## BEGIN Given data
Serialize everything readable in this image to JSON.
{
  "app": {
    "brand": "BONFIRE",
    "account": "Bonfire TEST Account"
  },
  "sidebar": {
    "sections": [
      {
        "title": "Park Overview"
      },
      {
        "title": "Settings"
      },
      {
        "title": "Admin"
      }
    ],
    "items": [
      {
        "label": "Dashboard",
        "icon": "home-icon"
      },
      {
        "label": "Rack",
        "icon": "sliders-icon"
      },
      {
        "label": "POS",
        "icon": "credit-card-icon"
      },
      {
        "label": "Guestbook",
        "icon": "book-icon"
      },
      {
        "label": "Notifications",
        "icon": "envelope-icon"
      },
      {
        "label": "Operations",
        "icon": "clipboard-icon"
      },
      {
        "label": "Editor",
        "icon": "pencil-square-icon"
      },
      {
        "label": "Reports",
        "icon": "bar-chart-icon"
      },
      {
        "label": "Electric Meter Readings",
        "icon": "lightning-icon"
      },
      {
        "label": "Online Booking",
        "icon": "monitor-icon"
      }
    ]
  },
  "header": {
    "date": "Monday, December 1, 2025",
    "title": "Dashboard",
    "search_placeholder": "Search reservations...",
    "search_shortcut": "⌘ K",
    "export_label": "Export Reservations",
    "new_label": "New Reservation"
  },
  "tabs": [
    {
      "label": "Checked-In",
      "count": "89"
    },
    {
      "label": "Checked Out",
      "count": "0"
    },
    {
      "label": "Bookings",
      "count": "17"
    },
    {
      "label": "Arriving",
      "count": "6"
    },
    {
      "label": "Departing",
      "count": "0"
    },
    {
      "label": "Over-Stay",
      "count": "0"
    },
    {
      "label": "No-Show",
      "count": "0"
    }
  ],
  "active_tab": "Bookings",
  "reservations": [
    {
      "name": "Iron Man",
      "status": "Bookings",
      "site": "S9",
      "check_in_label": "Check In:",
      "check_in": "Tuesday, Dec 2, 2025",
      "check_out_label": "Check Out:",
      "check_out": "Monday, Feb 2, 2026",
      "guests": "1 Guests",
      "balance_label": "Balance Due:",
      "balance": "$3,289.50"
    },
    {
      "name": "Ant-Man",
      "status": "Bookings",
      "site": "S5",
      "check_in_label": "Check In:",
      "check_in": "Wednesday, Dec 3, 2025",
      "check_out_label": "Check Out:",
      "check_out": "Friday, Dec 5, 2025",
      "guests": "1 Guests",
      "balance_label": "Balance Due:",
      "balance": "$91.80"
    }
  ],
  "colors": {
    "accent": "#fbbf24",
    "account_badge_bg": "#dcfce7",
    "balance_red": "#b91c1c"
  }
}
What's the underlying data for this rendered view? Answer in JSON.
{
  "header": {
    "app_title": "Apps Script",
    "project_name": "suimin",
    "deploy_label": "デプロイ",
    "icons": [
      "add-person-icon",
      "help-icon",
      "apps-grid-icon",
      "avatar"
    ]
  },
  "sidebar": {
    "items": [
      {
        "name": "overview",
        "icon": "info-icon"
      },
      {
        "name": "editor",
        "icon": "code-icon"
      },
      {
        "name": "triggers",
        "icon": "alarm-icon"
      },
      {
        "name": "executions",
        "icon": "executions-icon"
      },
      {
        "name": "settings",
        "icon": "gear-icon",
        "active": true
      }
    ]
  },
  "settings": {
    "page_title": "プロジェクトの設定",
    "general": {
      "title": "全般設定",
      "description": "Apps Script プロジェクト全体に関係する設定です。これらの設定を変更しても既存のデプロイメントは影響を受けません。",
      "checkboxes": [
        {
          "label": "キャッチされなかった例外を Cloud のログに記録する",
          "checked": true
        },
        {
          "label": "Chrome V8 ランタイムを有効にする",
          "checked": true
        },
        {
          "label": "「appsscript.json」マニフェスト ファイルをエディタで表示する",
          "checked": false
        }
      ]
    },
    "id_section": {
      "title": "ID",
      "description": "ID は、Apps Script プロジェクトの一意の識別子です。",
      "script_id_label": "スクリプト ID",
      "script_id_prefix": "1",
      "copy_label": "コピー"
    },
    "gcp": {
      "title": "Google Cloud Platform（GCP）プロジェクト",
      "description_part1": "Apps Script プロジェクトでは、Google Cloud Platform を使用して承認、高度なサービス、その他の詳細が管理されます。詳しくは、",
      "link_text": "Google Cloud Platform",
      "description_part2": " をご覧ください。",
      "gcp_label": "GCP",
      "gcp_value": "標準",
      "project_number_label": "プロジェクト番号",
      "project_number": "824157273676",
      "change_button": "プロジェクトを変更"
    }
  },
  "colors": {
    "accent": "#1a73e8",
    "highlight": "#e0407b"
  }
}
## END Given data
What the task requires:
List each line holding the string "Monday".

Written solution:
    "date": "Monday, December 1, 2025",
      "check_out": "Monday, Feb 2, 2026",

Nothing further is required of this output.